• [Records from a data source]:

________

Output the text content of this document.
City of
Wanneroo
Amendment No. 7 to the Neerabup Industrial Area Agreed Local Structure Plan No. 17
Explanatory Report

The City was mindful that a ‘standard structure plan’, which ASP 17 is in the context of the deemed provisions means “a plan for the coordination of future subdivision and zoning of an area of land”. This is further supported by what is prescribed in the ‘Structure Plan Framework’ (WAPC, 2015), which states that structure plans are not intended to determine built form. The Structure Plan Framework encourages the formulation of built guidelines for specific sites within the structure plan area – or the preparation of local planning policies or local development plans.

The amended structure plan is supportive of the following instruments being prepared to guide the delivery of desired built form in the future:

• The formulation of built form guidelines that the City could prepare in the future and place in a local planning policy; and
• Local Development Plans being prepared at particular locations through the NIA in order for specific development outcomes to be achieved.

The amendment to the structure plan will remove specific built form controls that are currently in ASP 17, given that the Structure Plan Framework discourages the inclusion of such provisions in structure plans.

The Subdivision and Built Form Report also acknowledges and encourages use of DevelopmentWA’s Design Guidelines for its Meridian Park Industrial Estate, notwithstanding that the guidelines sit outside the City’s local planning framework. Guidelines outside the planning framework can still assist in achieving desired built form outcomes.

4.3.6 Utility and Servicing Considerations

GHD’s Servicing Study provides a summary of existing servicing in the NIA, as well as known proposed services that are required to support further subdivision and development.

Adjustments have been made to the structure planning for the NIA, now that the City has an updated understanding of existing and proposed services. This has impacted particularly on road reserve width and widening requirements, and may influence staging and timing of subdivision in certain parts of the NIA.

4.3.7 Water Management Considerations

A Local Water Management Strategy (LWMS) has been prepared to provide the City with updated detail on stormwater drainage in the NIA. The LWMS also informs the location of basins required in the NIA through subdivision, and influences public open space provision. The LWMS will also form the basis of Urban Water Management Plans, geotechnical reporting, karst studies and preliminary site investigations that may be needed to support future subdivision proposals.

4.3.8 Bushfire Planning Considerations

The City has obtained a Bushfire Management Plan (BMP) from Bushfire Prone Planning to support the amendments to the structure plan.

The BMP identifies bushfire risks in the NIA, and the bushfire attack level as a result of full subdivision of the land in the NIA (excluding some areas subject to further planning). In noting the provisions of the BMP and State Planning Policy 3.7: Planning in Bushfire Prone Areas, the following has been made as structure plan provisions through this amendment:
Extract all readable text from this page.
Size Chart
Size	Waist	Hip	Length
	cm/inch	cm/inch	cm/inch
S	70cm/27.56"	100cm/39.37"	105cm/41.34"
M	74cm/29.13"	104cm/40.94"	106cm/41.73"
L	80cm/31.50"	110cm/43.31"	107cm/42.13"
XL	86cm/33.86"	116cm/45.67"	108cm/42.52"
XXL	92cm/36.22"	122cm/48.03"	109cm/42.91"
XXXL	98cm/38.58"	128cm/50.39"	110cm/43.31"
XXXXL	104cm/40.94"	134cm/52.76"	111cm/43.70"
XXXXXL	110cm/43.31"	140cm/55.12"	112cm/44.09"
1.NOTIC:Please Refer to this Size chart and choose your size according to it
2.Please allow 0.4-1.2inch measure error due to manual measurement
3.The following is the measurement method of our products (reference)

________

• [PROBLEM STATEMENT]:
Looking at the data above, show all lines where the word "Bushfire" occurs.

• [SOLVED PROBLEM]:
4.3.8 Bushfire Planning Considerations
The City has obtained a Bushfire Management Plan (BMP) from Bushfire Prone Planning to support the amendments to the structure plan.
The BMP identifies bushfire risks in the NIA, and the bushfire attack level as a result of full subdivision of the land in the NIA (excluding some areas subject to further planning). In noting the provisions of the BMP and State Planning Policy 3.7: Planning in Bushfire Prone Areas, the following has been made as structure plan provisions through this amendment:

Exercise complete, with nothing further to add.